▸ WHAT IS REQUIRED: The records below must be duplicated exactly, character for character.

-----

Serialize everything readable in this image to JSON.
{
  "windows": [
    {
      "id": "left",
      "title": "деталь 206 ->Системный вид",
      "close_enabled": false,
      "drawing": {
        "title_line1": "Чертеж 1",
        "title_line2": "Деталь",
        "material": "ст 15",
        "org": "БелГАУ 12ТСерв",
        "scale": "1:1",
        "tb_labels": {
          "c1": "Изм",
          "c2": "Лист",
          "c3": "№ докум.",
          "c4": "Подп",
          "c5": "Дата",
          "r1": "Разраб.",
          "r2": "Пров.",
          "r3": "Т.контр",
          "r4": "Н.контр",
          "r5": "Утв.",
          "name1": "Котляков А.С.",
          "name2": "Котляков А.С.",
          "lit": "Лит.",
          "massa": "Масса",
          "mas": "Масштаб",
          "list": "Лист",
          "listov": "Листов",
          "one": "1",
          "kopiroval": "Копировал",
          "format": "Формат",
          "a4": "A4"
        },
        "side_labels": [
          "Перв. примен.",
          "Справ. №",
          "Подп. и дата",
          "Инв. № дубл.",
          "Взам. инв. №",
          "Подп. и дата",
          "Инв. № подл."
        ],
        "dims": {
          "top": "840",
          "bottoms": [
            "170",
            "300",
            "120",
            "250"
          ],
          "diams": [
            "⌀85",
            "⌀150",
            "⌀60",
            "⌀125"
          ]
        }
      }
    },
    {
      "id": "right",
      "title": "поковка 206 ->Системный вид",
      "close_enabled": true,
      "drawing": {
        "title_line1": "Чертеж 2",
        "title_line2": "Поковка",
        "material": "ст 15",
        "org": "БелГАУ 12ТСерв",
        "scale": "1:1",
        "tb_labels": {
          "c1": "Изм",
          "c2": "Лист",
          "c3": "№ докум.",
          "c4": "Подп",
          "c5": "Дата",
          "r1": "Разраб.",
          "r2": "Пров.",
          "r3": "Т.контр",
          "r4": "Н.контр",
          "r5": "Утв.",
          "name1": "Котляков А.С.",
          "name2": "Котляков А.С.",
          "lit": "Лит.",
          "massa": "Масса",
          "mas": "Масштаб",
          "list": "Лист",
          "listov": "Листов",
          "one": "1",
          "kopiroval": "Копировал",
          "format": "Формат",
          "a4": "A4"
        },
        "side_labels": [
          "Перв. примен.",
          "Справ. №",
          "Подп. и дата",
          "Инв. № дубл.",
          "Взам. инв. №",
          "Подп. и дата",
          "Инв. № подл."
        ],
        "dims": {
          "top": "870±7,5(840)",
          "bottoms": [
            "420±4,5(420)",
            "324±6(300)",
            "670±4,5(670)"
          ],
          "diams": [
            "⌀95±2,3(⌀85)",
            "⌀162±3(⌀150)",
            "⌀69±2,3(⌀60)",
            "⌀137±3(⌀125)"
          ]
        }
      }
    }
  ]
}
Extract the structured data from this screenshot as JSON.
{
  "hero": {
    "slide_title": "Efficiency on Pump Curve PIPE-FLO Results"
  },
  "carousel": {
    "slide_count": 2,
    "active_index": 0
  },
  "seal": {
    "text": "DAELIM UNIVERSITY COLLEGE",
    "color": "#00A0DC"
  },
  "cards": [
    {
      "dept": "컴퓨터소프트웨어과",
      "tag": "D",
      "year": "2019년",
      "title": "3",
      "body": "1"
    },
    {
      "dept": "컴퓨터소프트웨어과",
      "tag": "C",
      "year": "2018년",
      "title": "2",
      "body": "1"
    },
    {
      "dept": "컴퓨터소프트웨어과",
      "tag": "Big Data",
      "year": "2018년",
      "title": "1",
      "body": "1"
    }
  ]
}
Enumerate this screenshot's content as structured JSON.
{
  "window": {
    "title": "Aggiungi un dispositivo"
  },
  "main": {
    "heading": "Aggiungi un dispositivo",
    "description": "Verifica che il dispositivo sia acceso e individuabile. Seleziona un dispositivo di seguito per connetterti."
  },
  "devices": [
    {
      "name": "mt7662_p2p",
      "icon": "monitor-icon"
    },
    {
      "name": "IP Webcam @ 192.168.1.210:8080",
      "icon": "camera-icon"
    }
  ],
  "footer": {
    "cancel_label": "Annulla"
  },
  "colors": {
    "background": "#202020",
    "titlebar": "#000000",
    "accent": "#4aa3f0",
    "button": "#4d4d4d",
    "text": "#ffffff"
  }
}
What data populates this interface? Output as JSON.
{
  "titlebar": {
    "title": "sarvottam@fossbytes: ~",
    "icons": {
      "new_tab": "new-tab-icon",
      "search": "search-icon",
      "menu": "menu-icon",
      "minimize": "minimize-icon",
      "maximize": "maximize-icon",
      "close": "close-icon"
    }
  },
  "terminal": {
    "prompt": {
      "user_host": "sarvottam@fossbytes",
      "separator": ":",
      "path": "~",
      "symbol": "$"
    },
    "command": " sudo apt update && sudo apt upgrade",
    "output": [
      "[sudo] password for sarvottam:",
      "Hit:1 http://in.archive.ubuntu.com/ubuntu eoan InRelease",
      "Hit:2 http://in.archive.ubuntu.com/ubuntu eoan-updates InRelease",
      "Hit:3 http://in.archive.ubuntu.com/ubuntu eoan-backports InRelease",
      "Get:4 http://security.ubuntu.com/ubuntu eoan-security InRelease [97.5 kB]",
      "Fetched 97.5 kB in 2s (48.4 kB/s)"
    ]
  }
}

-----

▸ TASK RESPONSE:
Serialize everything readable in this image to JSON.
{
  "windows": [
    {
      "id": "left",
      "title": "деталь 206 ->Системный вид",
      "close_enabled": false,
      "drawing": {
        "title_line1": "Чертеж 1",
        "title_line2": "Деталь",
        "material": "ст 15",
        "org": "БелГАУ 12ТСерв",
        "scale": "1:1",
        "tb_labels": {
          "c1": "Изм",
          "c2": "Лист",
          "c3": "№ докум.",
          "c4": "Подп",
          "c5": "Дата",
          "r1": "Разраб.",
          "r2": "Пров.",
          "r3": "Т.контр",
          "r4": "Н.контр",
          "r5": "Утв.",
          "name1": "Котляков А.С.",
          "name2": "Котляков А.С.",
          "lit": "Лит.",
          "massa": "Масса",
          "mas": "Масштаб",
          "list": "Лист",
          "listov": "Листов",
          "one": "1",
          "kopiroval": "Копировал",
          "format": "Формат",
          "a4": "A4"
        },
        "side_labels": [
          "Перв. примен.",
          "Справ. №",
          "Подп. и дата",
          "Инв. № дубл.",
          "Взам. инв. №",
          "Подп. и дата",
          "Инв. № подл."
        ],
        "dims": {
          "top": "840",
          "bottoms": [
            "170",
            "300",
            "120",
            "250"
          ],
          "diams": [
            "⌀85",
            "⌀150",
            "⌀60",
            "⌀125"
          ]
        }
      }
    },
    {
      "id": "right",
      "title": "поковка 206 ->Системный вид",
      "close_enabled": true,
      "drawing": {
        "title_line1": "Чертеж 2",
        "title_line2": "Поковка",
        "material": "ст 15",
        "org": "БелГАУ 12ТСерв",
        "scale": "1:1",
        "tb_labels": {
          "c1": "Изм",
          "c2": "Лист",
          "c3": "№ докум.",
          "c4": "Подп",
          "c5": "Дата",
          "r1": "Разраб.",
          "r2": "Пров.",
          "r3": "Т.контр",
          "r4": "Н.контр",
          "r5": "Утв.",
          "name1": "Котляков А.С.",
          "name2": "Котляков А.С.",
          "lit": "Лит.",
          "massa": "Масса",
          "mas": "Масштаб",
          "list": "Лист",
          "listov": "Листов",
          "one": "1",
          "kopiroval": "Копировал",
          "format": "Формат",
          "a4": "A4"
        },
        "side_labels": [
          "Перв. примен.",
          "Справ. №",
          "Подп. и дата",
          "Инв. № дубл.",
          "Взам. инв. №",
          "Подп. и дата",
          "Инв. № подл."
        ],
        "dims": {
          "top": "870±7,5(840)",
          "bottoms": [
            "420±4,5(420)",
            "324±6(300)",
            "670±4,5(670)"
          ],
          "diams": [
            "⌀95±2,3(⌀85)",
            "⌀162±3(⌀150)",
            "⌀69±2,3(⌀60)",
            "⌀137±3(⌀125)"
          ]
        }
      }
    }
  ]
}
Extract the structured data from this screenshot as JSON.
{
  "hero": {
    "slide_title": "Efficiency on Pump Curve PIPE-FLO Results"
  },
  "carousel": {
    "slide_count": 2,
    "active_index": 0
  },
  "seal": {
    "text": "DAELIM UNIVERSITY COLLEGE",
    "color": "#00A0DC"
  },
  "cards": [
    {
      "dept": "컴퓨터소프트웨어과",
      "tag": "D",
      "year": "2019년",
      "title": "3",
      "body": "1"
    },
    {
      "dept": "컴퓨터소프트웨어과",
      "tag": "C",
      "year": "2018년",
      "title": "2",
      "body": "1"
    },
    {
      "dept": "컴퓨터소프트웨어과",
      "tag": "Big Data",
      "year": "2018년",
      "title": "1",
      "body": "1"
    }
  ]
}
Enumerate this screenshot's content as structured JSON.
{
  "window": {
    "title": "Aggiungi un dispositivo"
  },
  "main": {
    "heading": "Aggiungi un dispositivo",
    "description": "Verifica che il dispositivo sia acceso e individuabile. Seleziona un dispositivo di seguito per connetterti."
  },
  "devices": [
    {
      "name": "mt7662_p2p",
      "icon": "monitor-icon"
    },
    {
      "name": "IP Webcam @ 192.168.1.210:8080",
      "icon": "camera-icon"
    }
  ],
  "footer": {
    "cancel_label": "Annulla"
  },
  "colors": {
    "background": "#202020",
    "titlebar": "#000000",
    "accent": "#4aa3f0",
    "button": "#4d4d4d",
    "text": "#ffffff"
  }
}
What data populates this interface? Output as JSON.
{
  "titlebar": {
    "title": "sarvottam@fossbytes: ~",
    "icons": {
      "new_tab": "new-tab-icon",
      "search": "search-icon",
      "menu": "menu-icon",
      "minimize": "minimize-icon",
      "maximize": "maximize-icon",
      "close": "close-icon"
    }
  },
  "terminal": {
    "prompt": {
      "user_host": "sarvottam@fossbytes",
      "separator": ":",
      "path": "~",
      "symbol": "$"
    },
    "command": " sudo apt update && sudo apt upgrade",
    "output": [
      "[sudo] password for sarvottam:",
      "Hit:1 http://in.archive.ubuntu.com/ubuntu eoan InRelease",
      "Hit:2 http://in.archive.ubuntu.com/ubuntu eoan-updates InRelease",
      "Hit:3 http://in.archive.ubuntu.com/ubuntu eoan-backports InRelease",
      "Get:4 http://security.ubuntu.com/ubuntu eoan-security InRelease [97.5 kB]",
      "Fetched 97.5 kB in 2s (48.4 kB/s)"
    ]
  }
}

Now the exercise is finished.